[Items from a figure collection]
____________________

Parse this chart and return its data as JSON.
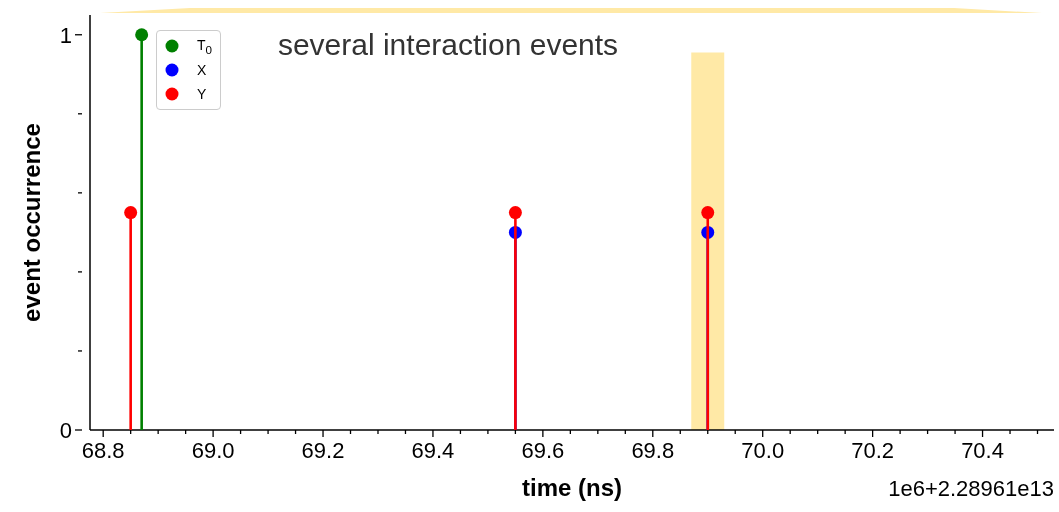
{
  "chart_data": {
    "type": "lollipop",
    "title": "several interaction events",
    "xlabel": "time (ns)",
    "ylabel": "event occurrence",
    "annotations": [
      "1e6+2.28961e13"
    ],
    "xlim": [
      68.776,
      70.53
    ],
    "xticks": [
      {
        "value": 68.8,
        "label": "68.8"
      },
      {
        "value": 68.85,
        "label": null
      },
      {
        "value": 68.9,
        "label": null
      },
      {
        "value": 68.95,
        "label": null
      },
      {
        "value": 69.0,
        "label": "69.0"
      },
      {
        "value": 69.05,
        "label": null
      },
      {
        "value": 69.1,
        "label": null
      },
      {
        "value": 69.15,
        "label": null
      },
      {
        "value": 69.2,
        "label": "69.2"
      },
      {
        "value": 69.25,
        "label": null
      },
      {
        "value": 69.3,
        "label": null
      },
      {
        "value": 69.35,
        "label": null
      },
      {
        "value": 69.4,
        "label": "69.4"
      },
      {
        "value": 69.45,
        "label": null
      },
      {
        "value": 69.5,
        "label": null
      },
      {
        "value": 69.55,
        "label": null
      },
      {
        "value": 69.6,
        "label": "69.6"
      },
      {
        "value": 69.65,
        "label": null
      },
      {
        "value": 69.7,
        "label": null
      },
      {
        "value": 69.75,
        "label": null
      },
      {
        "value": 69.8,
        "label": "69.8"
      },
      {
        "value": 69.85,
        "label": null
      },
      {
        "value": 69.9,
        "label": null
      },
      {
        "value": 69.95,
        "label": null
      },
      {
        "value": 70.0,
        "label": "70.0"
      },
      {
        "value": 70.05,
        "label": null
      },
      {
        "value": 70.1,
        "label": null
      },
      {
        "value": 70.15,
        "label": null
      },
      {
        "value": 70.2,
        "label": "70.2"
      },
      {
        "value": 70.25,
        "label": null
      },
      {
        "value": 70.3,
        "label": null
      },
      {
        "value": 70.35,
        "label": null
      },
      {
        "value": 70.4,
        "label": "70.4"
      },
      {
        "value": 70.45,
        "label": null
      },
      {
        "value": 70.5,
        "label": null
      }
    ],
    "ylim": [
      0,
      1.05
    ],
    "yticks": [
      0,
      {
        "value": 0.2,
        "label": null
      },
      {
        "value": 0.4,
        "label": null
      },
      {
        "value": 0.6,
        "label": null
      },
      {
        "value": 0.8,
        "label": null
      },
      1
    ],
    "bands": [
      {
        "axis": "x",
        "from": 69.87,
        "to": 69.93,
        "color": "#ffe9a6"
      }
    ],
    "legend": "top left",
    "marker": "circle",
    "series": [
      {
        "name": "T$_{0}$",
        "color": "#008000",
        "x": [
          68.87
        ],
        "values": [
          1
        ]
      },
      {
        "name": "X",
        "color": "#0000ff",
        "x": [
          69.55,
          69.9
        ],
        "values": [
          0.5,
          0.5
        ]
      },
      {
        "name": "Y",
        "color": "#ff0000",
        "x": [
          68.85,
          69.55,
          69.9
        ],
        "values": [
          0.55,
          0.55,
          0.55
        ]
      }
    ]
  }
}
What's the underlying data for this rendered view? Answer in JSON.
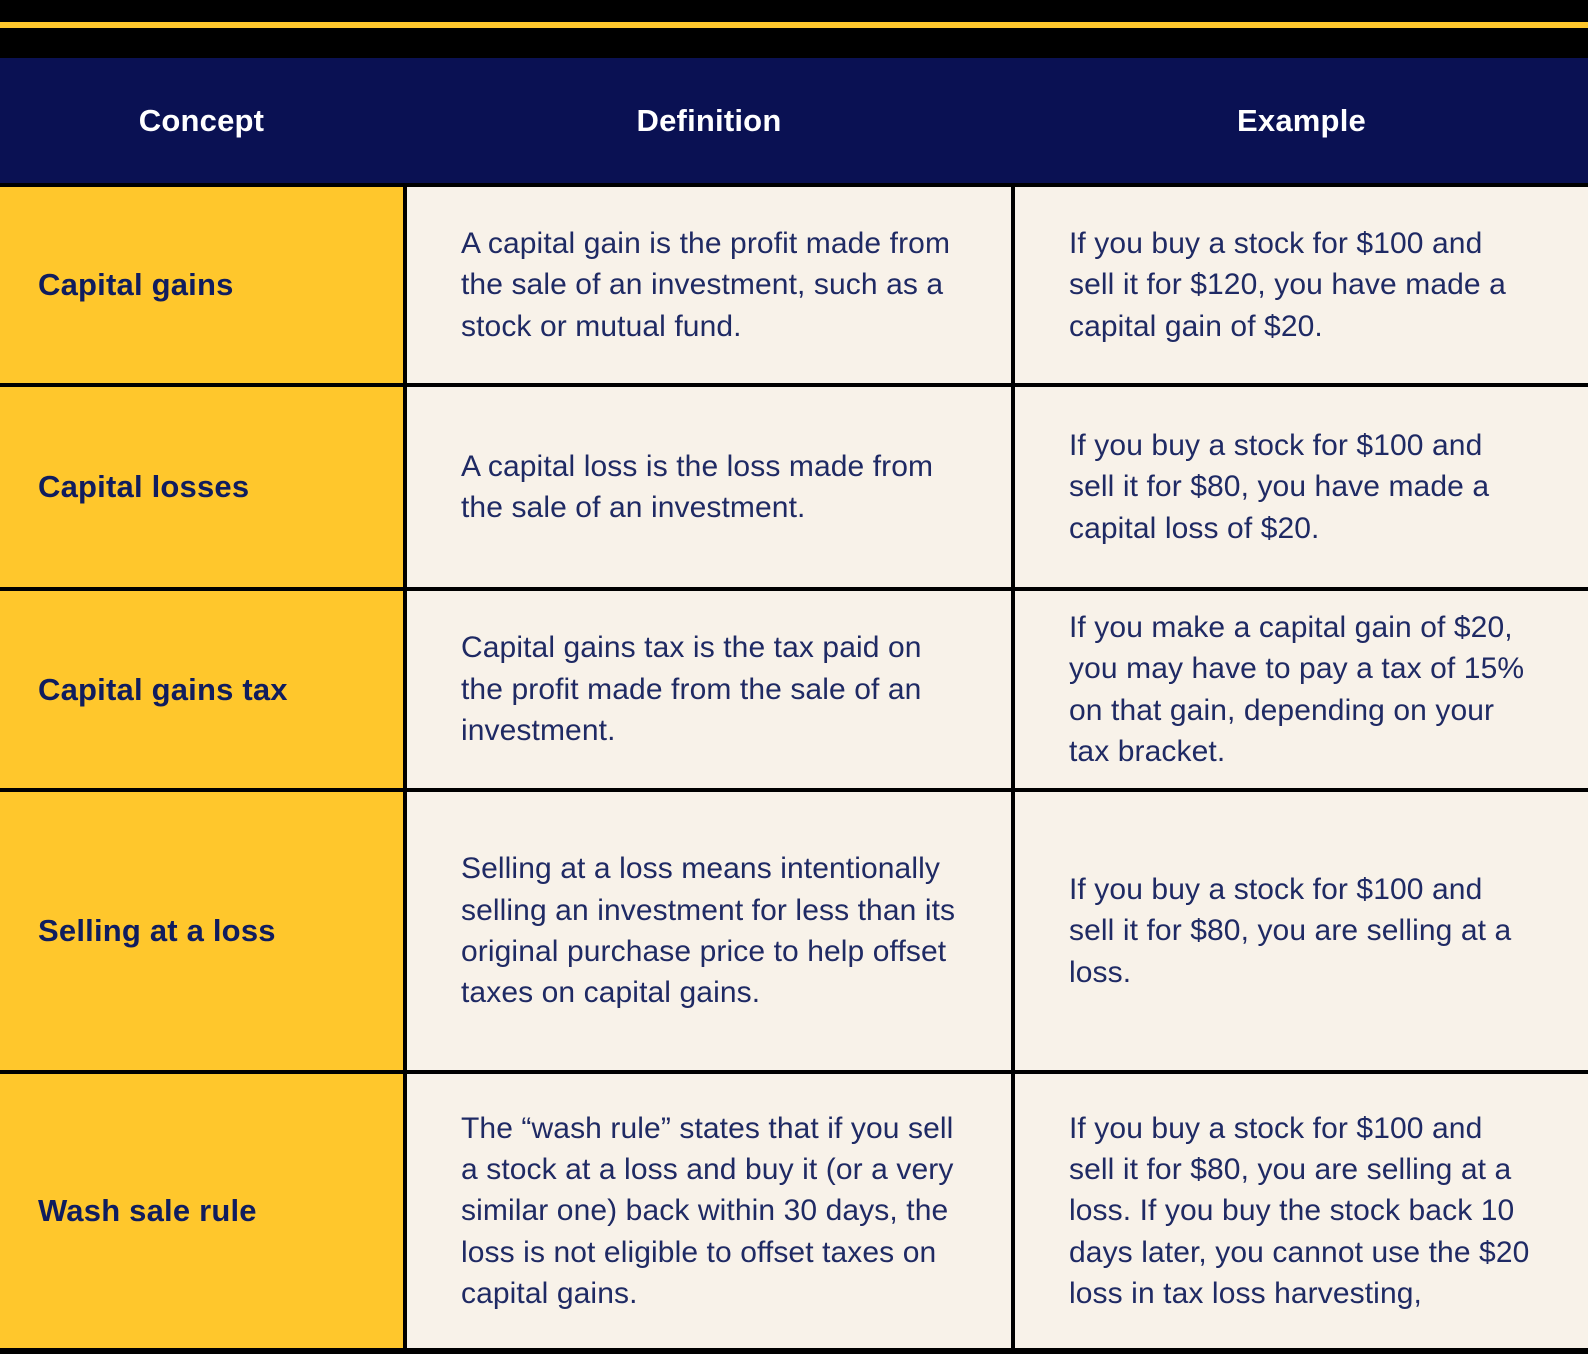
{
  "colors": {
    "top_bar": "#000000",
    "accent_stripe": "#ffc72c",
    "header_background": "#0a1153",
    "header_text": "#ffffff",
    "concept_column_background": "#ffc72c",
    "concept_text": "#101d5e",
    "cell_background": "#f8f2e9",
    "body_text": "#1f2a64",
    "gridline": "#000000"
  },
  "header": {
    "columns": [
      "Concept",
      "Definition",
      "Example"
    ]
  },
  "rows": [
    {
      "concept": "Capital gains",
      "definition": "A capital gain is the profit made from the sale of an investment, such as a stock or mutual fund.",
      "example": "If you buy a stock for $100 and sell it for $120, you have made a capital gain of $20."
    },
    {
      "concept": "Capital losses",
      "definition": "A capital loss is the loss made from the sale of an investment.",
      "example": "If you buy a stock for $100 and sell it for $80, you have made a capital loss of $20."
    },
    {
      "concept": "Capital gains tax",
      "definition": "Capital gains tax is the tax paid on the profit made from the sale of an investment.",
      "example": "If you make a capital gain of $20, you may have to pay a tax of 15% on that gain, depending on your tax bracket."
    },
    {
      "concept": "Selling at a loss",
      "definition": "Selling at a loss means intentionally selling an investment for less than its original purchase price to help offset taxes on capital gains.",
      "example": "If you buy a stock for $100 and sell it for $80, you are selling at a loss."
    },
    {
      "concept": "Wash sale rule",
      "definition": "The “wash rule” states that if you sell a stock at a loss and buy it (or a very similar one) back within 30 days, the loss is not eligible to offset taxes on capital gains.",
      "example": "If you buy a stock for $100 and sell it for $80, you are selling at a loss. If you buy the stock back 10 days later, you cannot use the $20 loss in tax loss harvesting,"
    }
  ]
}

____________________

- [Given request] Look over the listing. Pull out every line with the string "JSON" in it.

- [Problem solution]
Parse this chart and return its data as JSON.
What's the underlying data for this rendered view? Answer in JSON.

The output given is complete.